**Extrait:**
Quel est maintenant « le but social ? » Saint-Simon avait assigné pour objet à l’activité humaine « l’exploitation du globe. » Son école se propose le même but ; mais elle l’exprime avec plus de précision, et sur un ton déjà plus menaçant et plus irrité. Jusqu’ici, disent-ils, la loi de l’humanité a été, « l’exploitation de l’homme par l’homme, » formule redoutable qui n’avait encore chez les saint-simoniens qu’un sens théorique et abstrait, et qui devait devenir pour le socialisme révolutionnaire un drapeau de haine et de vengeance. Tel fut le but du passé : quant à l’avenir, ce doit être l’exploitation de la nature « par l’homme associé à l’homme. » En d’autres termes, « la guerre et la paix, » tels sont les deux pôles opposés de l’activité humaine, des périodes critiques et des périodes organiques, du passé et de l’avenir.

**Données enregistrées:**

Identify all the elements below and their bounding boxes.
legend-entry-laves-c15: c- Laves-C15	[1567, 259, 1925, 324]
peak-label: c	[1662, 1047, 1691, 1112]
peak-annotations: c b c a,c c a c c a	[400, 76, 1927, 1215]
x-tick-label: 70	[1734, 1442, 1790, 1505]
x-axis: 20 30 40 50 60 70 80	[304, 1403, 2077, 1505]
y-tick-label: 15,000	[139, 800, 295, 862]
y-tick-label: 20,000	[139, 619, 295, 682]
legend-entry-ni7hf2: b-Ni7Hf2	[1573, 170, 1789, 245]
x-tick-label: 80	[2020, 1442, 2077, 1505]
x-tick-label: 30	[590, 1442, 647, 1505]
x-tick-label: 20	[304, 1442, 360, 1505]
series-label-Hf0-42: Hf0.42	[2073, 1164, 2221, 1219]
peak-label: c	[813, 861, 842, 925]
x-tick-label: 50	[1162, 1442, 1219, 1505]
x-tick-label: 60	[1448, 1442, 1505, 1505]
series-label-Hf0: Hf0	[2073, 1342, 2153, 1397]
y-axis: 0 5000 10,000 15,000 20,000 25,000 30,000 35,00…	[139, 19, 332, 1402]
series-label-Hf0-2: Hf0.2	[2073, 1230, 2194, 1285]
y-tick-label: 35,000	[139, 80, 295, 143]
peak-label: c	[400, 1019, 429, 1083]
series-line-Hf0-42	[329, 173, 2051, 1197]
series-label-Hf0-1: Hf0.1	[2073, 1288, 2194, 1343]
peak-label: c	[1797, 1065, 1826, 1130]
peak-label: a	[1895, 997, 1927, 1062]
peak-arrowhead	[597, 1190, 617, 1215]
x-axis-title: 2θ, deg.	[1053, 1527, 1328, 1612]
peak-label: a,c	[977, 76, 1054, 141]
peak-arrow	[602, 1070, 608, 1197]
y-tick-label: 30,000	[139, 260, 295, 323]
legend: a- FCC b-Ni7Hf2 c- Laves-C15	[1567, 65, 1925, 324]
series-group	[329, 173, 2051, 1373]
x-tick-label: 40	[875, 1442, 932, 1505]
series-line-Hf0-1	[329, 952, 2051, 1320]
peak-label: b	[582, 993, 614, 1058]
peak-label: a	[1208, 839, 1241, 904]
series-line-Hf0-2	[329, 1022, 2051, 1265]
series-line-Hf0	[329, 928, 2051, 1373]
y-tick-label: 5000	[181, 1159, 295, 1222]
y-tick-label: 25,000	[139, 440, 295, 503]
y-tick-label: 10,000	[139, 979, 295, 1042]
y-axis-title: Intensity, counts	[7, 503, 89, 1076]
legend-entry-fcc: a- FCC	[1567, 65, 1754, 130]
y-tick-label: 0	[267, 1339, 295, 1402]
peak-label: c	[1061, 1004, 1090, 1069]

**Consigne:** Résumez en deux phrases l'extrait sur le but social chez les saint-simoniens.

**Corrigé:** Saint-Simon assignait pour objet à l'activité humaine l'exploitation du globe, et son école reprend ce but en l'exprimant avec plus de précision et sur un ton plus menaçant et plus irrité. Pour elle, le passé a eu pour loi l'exploitation de l'homme par l'homme, tandis que l'avenir doit être l'exploitation de la nature par l'homme associé à l'homme : la guerre et la paix sont ainsi les deux pôles opposés de l'activité humaine.